Items from a figure collection
────────────────
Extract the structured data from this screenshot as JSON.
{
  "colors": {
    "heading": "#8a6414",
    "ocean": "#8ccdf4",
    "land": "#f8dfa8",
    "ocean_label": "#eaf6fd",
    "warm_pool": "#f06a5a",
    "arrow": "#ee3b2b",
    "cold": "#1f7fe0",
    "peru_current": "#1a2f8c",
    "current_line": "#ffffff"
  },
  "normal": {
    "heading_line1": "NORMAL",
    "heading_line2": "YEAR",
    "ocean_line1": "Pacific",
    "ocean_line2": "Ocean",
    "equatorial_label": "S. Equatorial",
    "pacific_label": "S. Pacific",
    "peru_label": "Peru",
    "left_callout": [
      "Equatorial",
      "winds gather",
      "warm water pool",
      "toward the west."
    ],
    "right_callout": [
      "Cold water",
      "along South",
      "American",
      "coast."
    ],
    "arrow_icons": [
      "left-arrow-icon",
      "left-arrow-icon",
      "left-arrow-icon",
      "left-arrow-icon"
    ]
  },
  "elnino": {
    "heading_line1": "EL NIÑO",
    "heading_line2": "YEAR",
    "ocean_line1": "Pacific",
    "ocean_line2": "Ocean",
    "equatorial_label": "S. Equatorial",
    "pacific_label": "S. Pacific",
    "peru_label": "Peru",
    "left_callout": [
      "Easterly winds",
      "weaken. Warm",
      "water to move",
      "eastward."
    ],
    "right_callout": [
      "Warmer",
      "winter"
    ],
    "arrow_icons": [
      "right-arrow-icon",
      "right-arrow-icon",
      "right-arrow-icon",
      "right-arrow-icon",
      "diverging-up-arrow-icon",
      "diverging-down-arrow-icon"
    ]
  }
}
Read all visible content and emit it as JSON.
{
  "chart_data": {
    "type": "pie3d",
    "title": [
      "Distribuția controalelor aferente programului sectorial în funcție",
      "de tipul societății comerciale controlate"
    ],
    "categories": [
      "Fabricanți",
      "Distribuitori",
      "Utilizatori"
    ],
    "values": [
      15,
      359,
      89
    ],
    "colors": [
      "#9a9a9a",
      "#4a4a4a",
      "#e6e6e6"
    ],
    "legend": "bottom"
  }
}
────────────────
Given instruction:
Search the records for the string "diverging" and return every line in which it occurs.

Full output:
      "diverging-up-arrow-icon",
      "diverging-down-arrow-icon"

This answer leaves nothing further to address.